EXERCISE BRIEF: Tally the lines that contain the string "volt" and state that total without comment.

RECORDS FOR PROCESSING:
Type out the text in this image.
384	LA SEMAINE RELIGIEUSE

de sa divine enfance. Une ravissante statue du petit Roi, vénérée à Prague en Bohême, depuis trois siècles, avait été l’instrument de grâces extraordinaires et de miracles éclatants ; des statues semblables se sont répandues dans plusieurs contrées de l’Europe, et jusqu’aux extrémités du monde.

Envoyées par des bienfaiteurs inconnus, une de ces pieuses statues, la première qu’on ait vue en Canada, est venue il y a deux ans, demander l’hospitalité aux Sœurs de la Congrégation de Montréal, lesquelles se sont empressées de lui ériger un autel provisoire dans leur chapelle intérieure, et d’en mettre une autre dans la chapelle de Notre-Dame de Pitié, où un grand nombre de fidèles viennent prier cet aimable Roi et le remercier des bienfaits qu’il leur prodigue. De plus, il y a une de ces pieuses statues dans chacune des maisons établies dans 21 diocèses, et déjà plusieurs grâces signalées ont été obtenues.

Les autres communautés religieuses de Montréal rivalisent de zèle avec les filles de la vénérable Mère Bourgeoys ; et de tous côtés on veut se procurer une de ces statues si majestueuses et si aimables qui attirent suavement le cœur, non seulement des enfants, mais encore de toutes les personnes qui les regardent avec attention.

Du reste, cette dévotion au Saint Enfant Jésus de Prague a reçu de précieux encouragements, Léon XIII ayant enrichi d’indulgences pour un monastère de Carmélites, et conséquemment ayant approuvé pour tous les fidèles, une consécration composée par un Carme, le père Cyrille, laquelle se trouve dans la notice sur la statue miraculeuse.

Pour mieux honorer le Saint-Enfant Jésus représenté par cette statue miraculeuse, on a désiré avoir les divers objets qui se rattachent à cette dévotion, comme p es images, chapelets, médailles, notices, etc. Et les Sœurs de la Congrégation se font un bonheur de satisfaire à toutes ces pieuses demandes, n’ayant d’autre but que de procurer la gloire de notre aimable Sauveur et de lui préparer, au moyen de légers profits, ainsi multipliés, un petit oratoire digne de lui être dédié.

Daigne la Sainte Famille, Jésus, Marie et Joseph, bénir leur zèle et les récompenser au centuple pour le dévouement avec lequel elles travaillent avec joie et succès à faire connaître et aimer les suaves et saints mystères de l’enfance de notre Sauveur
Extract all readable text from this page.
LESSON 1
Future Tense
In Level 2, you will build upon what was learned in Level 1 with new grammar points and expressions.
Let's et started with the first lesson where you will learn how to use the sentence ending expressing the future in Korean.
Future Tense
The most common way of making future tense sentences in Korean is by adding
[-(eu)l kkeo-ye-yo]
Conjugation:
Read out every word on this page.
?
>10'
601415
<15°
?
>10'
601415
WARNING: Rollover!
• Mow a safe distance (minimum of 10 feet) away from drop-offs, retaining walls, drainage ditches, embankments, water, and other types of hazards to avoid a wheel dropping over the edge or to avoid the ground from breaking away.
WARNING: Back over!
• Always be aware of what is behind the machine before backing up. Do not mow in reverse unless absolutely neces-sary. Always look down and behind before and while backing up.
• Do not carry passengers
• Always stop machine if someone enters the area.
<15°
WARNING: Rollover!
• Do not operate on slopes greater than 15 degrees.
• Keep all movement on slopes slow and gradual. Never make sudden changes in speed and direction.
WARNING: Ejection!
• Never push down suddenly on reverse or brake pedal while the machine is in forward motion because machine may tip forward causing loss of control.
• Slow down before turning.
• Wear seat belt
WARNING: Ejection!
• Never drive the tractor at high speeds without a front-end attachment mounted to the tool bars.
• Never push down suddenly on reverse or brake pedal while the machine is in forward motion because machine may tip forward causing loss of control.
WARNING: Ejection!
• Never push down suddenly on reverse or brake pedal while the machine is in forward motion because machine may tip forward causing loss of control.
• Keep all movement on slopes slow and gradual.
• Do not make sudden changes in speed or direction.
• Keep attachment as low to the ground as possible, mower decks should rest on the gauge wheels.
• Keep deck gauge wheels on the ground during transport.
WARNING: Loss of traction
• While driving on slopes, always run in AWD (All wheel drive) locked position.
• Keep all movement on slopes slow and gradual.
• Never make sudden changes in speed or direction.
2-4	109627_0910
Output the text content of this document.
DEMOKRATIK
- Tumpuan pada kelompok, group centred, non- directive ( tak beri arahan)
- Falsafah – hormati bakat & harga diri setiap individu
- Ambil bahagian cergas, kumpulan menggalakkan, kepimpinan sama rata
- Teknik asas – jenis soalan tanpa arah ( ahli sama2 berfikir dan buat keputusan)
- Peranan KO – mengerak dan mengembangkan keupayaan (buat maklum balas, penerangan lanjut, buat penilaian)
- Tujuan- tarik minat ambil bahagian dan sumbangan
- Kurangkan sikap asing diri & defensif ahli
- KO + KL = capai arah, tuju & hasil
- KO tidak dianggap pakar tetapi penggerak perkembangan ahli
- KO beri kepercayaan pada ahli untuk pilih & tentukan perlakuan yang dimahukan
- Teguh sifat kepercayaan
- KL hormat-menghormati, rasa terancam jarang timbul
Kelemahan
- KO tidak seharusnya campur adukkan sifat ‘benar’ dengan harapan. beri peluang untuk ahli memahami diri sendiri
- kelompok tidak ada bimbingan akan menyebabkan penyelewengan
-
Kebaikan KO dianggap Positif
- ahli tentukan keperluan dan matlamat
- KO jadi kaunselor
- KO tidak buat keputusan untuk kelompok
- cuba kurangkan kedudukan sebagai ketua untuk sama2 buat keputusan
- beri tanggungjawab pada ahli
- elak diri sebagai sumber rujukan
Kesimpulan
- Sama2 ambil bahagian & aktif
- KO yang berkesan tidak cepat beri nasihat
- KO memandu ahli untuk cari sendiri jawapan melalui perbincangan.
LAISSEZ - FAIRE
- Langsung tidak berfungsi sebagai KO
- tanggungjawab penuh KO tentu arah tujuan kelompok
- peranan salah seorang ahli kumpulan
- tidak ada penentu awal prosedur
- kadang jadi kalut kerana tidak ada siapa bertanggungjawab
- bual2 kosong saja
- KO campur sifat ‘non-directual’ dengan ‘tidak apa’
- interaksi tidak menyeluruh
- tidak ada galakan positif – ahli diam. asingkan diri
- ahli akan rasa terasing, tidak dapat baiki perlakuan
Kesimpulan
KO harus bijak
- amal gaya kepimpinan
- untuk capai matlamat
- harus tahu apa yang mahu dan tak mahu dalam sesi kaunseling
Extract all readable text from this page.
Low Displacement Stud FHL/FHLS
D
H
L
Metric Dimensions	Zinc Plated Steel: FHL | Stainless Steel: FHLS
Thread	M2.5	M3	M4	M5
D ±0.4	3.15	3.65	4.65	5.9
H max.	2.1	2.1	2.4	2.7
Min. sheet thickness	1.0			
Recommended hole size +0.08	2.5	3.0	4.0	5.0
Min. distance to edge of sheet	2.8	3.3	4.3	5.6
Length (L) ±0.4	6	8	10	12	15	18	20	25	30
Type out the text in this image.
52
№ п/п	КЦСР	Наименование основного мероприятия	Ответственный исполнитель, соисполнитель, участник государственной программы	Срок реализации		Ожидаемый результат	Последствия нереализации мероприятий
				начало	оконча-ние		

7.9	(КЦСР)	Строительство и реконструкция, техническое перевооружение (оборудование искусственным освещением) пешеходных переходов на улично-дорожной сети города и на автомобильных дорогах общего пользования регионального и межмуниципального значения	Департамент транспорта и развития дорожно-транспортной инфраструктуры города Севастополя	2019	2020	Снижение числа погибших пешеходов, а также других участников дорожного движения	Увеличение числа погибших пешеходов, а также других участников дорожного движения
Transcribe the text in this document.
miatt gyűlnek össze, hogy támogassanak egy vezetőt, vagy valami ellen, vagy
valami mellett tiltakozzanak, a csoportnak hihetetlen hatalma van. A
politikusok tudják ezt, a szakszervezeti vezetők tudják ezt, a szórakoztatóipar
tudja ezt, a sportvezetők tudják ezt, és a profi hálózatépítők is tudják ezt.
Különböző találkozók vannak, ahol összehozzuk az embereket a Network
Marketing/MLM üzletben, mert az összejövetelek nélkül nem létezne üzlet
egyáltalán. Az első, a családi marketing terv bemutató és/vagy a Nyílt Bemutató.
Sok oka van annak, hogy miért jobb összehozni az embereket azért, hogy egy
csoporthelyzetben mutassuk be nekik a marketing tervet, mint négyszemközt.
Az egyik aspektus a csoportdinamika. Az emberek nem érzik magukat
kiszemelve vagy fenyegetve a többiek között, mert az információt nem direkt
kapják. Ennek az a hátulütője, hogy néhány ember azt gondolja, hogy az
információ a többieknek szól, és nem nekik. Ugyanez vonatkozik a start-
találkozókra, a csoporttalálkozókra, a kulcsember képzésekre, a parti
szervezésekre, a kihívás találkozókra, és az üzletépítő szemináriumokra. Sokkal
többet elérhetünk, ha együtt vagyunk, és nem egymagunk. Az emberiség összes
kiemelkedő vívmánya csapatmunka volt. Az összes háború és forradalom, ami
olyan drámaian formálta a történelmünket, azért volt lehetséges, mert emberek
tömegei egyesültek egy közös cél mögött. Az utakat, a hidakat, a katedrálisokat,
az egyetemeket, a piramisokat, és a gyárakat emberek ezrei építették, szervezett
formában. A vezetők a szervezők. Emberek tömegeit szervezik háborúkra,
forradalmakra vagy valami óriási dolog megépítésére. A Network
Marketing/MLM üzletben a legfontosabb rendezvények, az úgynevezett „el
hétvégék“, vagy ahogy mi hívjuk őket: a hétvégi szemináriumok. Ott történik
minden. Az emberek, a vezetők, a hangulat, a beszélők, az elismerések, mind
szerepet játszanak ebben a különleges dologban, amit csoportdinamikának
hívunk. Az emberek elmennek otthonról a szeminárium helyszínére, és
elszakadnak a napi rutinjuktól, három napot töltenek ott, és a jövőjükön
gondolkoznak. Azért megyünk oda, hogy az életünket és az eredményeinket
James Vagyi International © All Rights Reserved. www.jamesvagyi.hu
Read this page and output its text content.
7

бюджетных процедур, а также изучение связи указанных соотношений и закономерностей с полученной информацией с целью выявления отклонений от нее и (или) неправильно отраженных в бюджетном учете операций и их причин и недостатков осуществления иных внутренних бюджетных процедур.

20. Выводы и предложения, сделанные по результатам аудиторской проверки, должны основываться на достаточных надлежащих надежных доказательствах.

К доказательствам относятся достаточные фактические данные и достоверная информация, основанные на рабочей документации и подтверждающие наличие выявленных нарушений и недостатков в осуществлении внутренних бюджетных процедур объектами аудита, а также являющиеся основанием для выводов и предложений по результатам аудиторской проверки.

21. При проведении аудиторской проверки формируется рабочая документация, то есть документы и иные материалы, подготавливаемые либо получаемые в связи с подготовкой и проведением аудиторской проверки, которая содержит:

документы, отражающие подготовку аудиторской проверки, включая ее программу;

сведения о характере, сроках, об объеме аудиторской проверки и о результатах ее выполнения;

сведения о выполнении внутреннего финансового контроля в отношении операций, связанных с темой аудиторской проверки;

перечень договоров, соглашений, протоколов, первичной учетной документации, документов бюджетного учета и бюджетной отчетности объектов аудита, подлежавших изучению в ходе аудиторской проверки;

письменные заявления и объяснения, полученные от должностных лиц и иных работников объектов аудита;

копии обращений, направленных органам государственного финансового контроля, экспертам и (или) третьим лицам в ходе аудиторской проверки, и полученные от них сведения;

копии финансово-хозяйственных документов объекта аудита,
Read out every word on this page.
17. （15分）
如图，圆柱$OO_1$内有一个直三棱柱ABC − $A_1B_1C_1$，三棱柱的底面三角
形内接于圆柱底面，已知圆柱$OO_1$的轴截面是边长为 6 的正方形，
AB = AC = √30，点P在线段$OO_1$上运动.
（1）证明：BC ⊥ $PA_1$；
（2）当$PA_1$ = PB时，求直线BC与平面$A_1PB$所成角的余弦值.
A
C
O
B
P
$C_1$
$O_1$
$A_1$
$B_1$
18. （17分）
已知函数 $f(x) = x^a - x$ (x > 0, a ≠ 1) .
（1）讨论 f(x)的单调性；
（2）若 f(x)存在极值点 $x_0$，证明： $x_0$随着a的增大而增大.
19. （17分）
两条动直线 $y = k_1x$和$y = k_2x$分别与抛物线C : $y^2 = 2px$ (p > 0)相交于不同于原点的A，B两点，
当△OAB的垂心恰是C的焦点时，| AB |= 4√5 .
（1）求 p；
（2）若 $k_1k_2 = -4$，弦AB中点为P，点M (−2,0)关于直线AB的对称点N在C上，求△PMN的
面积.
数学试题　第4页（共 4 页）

TASK RESPONSE: 2